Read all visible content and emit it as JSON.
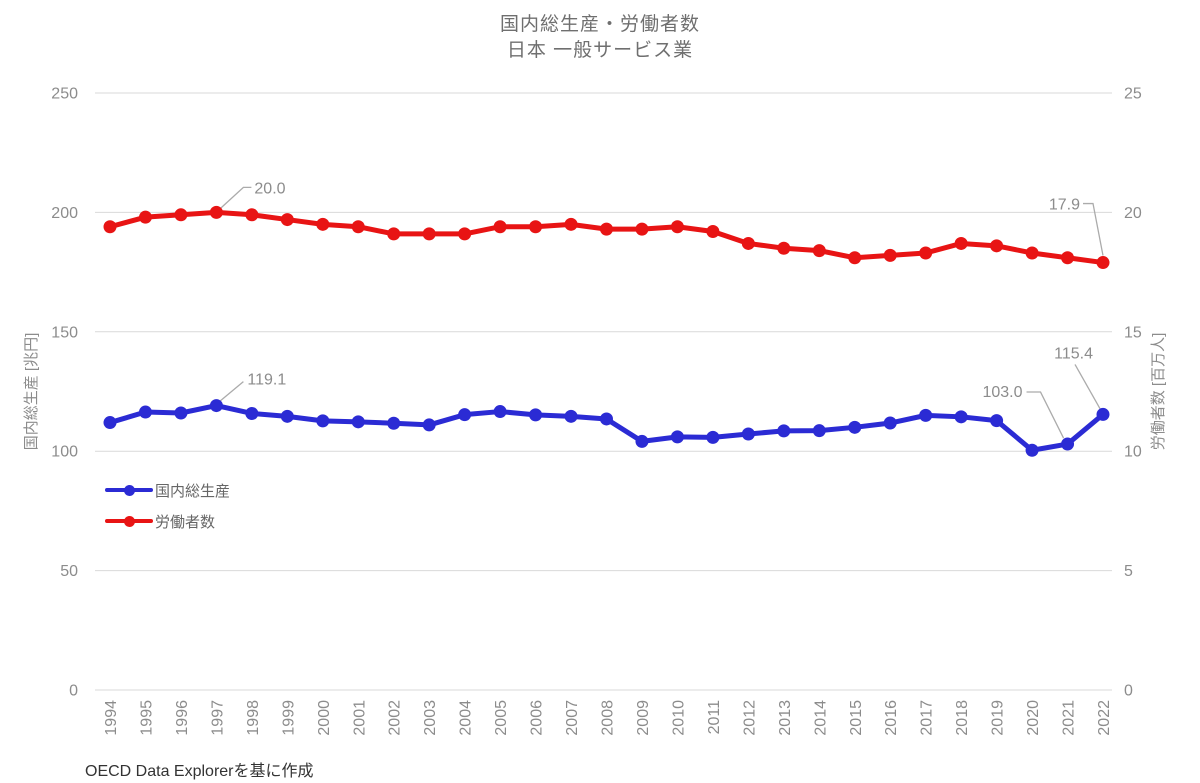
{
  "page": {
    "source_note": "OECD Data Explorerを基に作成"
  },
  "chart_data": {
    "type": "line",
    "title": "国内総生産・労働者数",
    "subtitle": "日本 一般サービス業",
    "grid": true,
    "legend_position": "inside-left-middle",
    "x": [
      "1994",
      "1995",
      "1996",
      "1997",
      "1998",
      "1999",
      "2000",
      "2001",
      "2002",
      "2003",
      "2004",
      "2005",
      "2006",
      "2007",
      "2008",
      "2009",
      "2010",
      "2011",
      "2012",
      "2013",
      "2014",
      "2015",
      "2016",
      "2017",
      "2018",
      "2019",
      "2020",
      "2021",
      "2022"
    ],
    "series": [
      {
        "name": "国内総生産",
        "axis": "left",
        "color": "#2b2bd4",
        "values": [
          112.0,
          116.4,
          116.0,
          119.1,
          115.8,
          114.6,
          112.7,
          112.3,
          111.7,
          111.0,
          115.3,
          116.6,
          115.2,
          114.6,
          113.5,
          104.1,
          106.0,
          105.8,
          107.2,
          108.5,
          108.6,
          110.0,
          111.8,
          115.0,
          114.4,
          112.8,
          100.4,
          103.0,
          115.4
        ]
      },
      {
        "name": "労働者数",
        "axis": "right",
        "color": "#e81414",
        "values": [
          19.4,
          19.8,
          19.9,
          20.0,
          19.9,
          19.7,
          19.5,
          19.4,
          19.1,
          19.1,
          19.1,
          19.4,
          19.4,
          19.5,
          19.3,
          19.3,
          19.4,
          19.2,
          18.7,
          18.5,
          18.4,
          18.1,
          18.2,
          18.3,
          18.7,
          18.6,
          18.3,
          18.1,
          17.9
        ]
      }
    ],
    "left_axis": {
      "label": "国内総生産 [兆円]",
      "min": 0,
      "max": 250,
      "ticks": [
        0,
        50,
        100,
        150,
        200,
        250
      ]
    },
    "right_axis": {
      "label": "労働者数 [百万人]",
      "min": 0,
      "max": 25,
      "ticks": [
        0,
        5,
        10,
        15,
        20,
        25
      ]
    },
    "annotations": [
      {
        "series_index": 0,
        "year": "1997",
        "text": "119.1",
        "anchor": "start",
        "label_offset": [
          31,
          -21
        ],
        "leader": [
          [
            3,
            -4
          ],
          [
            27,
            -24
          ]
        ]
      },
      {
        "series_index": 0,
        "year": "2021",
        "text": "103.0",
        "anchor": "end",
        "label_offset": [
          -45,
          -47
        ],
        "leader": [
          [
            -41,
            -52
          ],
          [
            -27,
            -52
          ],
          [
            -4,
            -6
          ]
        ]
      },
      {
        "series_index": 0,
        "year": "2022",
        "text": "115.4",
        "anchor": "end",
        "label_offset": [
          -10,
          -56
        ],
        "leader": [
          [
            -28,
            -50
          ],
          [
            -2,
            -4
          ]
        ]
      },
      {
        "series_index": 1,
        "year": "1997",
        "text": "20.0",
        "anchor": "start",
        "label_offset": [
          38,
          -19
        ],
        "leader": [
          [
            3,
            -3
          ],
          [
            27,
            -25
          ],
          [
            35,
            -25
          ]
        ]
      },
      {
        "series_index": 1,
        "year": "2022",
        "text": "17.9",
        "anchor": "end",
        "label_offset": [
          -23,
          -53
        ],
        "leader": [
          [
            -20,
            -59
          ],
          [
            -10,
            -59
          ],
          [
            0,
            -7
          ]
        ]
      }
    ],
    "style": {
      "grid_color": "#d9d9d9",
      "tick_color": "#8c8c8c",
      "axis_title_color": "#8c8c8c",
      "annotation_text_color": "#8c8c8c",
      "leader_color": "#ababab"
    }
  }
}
--
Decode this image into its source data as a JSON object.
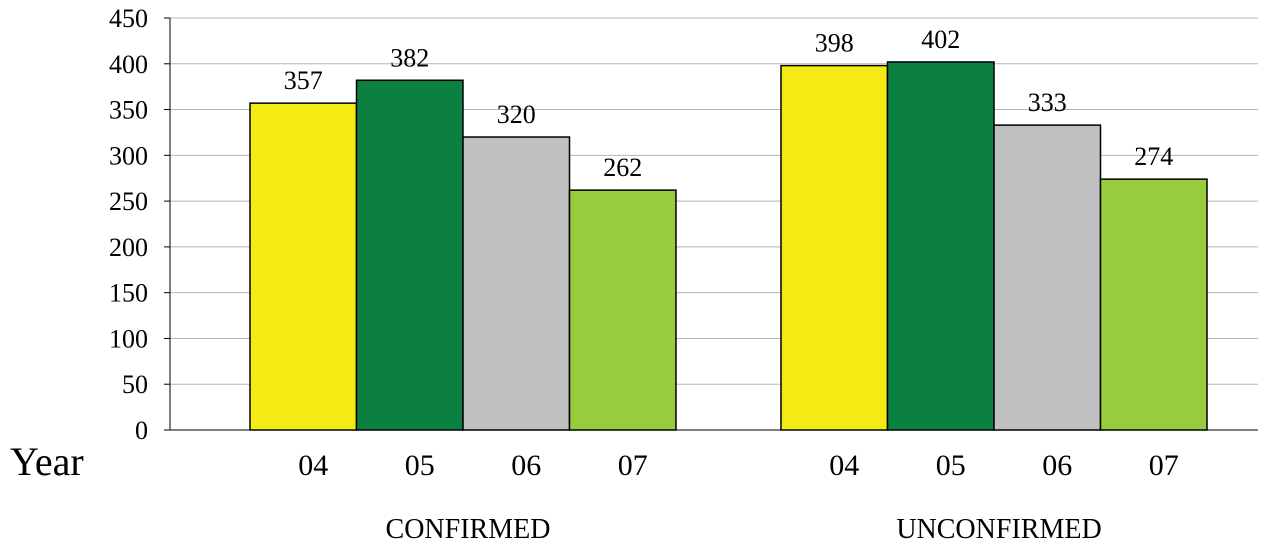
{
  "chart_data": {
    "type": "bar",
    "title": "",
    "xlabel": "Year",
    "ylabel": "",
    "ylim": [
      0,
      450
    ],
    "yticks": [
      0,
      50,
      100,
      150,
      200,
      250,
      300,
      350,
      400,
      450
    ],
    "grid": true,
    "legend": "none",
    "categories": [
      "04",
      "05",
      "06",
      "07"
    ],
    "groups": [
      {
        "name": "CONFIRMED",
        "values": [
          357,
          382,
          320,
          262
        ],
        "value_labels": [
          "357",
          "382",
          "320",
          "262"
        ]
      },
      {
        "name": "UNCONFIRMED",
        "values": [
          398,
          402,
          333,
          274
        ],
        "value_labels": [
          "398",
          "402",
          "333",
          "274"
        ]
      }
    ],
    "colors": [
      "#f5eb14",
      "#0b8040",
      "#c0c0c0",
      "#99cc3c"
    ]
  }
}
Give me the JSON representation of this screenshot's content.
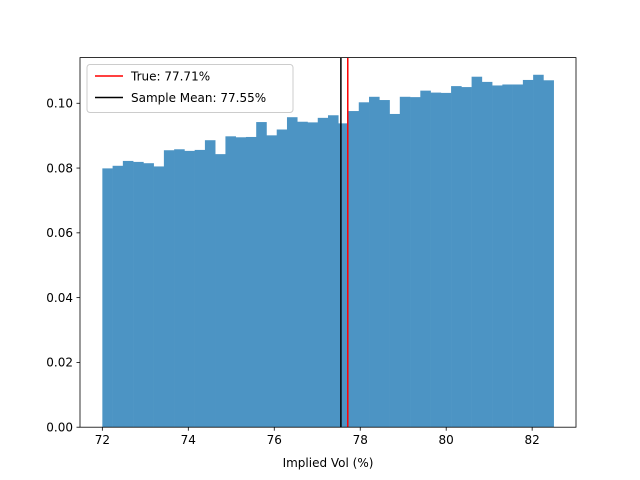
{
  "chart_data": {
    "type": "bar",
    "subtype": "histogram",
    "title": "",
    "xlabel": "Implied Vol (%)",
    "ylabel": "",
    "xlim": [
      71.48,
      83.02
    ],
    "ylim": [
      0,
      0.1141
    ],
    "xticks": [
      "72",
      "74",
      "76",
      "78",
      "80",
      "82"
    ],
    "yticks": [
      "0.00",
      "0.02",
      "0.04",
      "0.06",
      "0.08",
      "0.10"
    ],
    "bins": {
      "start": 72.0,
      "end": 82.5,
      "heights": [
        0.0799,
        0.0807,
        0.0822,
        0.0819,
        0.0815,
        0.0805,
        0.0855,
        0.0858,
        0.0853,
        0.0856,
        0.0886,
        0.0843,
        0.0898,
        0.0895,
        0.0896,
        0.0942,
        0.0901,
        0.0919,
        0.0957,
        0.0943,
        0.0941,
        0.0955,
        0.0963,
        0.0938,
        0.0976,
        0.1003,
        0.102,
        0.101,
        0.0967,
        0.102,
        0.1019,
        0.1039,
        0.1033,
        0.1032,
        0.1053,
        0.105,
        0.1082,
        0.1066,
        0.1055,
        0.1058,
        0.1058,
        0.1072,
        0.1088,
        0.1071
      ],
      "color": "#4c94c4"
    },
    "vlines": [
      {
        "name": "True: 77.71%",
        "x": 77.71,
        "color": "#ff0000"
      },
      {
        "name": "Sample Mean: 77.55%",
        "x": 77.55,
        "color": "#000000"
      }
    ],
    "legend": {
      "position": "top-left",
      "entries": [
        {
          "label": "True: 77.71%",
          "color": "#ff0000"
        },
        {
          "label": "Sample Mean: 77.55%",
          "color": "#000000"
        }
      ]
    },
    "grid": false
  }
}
==
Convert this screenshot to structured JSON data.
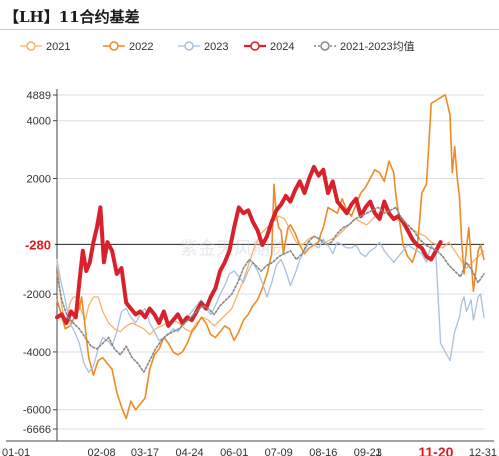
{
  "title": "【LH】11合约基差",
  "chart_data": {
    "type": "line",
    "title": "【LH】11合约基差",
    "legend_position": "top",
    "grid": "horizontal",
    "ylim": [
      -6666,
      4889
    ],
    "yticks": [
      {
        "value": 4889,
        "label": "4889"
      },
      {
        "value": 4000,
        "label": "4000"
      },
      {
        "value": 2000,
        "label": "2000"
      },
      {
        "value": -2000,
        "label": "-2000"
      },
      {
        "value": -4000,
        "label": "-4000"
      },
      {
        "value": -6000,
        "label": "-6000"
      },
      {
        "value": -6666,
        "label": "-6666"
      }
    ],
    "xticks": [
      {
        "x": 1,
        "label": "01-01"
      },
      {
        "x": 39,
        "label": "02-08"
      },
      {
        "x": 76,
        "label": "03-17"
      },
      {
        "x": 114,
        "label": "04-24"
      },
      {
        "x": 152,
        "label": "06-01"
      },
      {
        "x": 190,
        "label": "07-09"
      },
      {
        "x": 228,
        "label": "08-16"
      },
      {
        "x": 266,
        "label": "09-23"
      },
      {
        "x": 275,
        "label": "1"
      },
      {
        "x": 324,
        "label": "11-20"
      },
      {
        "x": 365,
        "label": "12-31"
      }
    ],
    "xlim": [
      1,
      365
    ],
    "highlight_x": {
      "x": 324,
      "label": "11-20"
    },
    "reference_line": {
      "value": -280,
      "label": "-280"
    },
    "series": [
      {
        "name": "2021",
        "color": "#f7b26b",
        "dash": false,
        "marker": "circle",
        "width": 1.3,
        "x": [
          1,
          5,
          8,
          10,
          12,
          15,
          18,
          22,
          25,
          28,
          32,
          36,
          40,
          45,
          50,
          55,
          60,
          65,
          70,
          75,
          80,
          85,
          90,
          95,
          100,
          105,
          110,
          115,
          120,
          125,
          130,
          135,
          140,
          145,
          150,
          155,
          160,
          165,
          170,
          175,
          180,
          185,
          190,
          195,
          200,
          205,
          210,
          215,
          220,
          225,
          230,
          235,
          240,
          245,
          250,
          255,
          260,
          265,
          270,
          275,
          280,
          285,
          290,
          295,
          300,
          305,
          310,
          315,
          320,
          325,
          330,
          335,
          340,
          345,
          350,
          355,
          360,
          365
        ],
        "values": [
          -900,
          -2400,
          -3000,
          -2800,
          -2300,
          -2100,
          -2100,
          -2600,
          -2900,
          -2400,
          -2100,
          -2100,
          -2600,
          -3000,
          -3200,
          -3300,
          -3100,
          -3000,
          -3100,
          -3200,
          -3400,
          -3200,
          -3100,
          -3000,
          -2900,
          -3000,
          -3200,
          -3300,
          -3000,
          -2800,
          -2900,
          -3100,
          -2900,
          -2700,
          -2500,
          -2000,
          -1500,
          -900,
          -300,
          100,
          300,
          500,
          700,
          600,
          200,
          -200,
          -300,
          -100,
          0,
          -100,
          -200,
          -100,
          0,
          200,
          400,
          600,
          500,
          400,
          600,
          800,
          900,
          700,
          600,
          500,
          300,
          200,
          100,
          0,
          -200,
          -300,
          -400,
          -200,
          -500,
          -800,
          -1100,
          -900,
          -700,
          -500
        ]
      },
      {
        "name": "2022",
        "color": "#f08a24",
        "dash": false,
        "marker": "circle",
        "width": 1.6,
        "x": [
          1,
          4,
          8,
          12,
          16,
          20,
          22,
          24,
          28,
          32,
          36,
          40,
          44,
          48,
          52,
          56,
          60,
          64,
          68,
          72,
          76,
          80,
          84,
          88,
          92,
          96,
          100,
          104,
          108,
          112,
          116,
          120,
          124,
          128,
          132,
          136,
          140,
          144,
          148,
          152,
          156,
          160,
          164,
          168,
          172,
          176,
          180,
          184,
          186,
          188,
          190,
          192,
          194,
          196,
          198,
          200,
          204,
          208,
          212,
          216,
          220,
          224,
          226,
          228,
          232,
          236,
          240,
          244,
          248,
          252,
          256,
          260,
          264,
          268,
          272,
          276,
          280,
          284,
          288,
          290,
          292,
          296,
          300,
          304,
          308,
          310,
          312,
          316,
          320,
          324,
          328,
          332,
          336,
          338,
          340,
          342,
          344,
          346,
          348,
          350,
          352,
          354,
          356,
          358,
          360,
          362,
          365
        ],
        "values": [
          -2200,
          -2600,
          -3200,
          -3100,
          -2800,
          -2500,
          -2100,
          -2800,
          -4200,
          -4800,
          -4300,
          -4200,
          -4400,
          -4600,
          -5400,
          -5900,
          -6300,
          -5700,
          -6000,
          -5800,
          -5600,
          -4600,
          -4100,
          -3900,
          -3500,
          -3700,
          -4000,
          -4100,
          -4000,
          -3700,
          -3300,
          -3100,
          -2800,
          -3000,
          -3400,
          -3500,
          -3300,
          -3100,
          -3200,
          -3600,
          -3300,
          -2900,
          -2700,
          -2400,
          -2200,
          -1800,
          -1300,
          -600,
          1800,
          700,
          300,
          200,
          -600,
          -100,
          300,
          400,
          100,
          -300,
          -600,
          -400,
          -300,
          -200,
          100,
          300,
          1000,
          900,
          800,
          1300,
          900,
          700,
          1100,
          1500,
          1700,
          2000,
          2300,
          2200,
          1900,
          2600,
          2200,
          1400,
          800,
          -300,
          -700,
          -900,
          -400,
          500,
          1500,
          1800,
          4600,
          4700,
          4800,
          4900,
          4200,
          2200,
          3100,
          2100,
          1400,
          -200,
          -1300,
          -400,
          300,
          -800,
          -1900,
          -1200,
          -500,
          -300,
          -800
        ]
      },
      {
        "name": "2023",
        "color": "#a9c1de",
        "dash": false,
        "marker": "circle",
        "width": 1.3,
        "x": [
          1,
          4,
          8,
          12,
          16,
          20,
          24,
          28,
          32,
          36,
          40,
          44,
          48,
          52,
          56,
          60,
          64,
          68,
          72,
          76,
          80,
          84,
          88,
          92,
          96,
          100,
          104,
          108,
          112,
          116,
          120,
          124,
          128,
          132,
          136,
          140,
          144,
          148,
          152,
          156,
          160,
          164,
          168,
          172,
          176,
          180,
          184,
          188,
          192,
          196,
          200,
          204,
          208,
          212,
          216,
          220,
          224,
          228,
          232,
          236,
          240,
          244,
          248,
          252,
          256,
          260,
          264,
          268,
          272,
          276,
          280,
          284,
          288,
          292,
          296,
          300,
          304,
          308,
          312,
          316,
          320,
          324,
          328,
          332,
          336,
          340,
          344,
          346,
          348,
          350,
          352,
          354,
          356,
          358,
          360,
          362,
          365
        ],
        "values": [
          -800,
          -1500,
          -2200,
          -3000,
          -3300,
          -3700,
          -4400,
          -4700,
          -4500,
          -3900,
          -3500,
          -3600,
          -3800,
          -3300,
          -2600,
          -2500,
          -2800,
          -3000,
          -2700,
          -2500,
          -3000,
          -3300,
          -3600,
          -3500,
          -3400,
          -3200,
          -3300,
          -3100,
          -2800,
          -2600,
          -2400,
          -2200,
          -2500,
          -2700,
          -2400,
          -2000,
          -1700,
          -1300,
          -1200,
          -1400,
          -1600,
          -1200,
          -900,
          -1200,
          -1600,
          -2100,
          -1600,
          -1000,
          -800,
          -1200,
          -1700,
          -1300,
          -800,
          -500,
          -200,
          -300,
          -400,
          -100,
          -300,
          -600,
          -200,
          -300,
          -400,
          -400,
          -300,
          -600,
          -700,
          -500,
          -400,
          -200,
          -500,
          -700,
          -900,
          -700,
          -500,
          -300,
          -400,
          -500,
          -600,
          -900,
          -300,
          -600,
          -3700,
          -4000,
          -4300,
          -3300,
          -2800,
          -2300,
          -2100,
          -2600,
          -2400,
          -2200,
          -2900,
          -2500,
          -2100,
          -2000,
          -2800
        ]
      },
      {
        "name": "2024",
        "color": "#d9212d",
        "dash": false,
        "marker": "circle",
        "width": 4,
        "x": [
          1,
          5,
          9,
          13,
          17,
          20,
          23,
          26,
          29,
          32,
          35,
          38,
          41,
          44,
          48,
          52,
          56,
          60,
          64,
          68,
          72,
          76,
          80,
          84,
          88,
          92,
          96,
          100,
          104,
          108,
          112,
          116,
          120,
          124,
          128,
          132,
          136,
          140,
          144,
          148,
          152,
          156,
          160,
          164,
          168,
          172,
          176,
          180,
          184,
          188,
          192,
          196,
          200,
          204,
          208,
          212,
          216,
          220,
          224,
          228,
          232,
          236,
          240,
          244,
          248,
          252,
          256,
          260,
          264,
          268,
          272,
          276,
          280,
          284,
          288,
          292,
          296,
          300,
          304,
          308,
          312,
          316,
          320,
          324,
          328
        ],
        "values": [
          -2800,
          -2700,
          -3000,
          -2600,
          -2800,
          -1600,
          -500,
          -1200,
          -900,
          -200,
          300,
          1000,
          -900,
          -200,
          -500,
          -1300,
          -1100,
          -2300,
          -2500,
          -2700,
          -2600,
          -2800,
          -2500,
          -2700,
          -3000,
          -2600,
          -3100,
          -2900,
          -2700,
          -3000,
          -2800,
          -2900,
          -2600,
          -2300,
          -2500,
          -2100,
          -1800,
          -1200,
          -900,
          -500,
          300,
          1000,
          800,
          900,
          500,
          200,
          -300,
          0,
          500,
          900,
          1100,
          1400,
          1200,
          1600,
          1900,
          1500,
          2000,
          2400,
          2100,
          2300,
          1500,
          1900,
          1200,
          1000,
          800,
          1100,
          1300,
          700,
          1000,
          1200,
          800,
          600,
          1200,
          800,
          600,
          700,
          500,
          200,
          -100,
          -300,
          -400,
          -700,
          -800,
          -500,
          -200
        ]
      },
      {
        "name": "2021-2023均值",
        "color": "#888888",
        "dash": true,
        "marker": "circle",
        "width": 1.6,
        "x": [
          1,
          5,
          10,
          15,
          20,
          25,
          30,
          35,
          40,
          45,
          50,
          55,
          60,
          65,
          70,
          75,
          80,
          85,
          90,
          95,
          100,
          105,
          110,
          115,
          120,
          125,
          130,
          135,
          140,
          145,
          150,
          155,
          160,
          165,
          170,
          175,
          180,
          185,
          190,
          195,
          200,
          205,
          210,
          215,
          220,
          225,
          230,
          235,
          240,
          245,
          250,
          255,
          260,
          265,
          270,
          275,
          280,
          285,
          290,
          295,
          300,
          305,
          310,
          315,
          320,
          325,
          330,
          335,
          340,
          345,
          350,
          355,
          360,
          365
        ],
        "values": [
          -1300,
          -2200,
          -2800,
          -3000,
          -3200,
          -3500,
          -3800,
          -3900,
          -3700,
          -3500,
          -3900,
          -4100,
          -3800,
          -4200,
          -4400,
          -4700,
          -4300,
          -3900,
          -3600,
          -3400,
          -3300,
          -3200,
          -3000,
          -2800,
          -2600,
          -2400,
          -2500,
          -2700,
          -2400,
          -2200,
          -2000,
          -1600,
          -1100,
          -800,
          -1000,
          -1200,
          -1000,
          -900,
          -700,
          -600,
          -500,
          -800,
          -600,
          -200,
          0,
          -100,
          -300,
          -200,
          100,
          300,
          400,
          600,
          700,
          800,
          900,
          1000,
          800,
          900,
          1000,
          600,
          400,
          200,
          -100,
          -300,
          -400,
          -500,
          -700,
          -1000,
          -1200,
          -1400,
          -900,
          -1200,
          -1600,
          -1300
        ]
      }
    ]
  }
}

Task prompt: Report how many lines of the data contain the word "JSON", using the number alone.

Answer to this problem: 4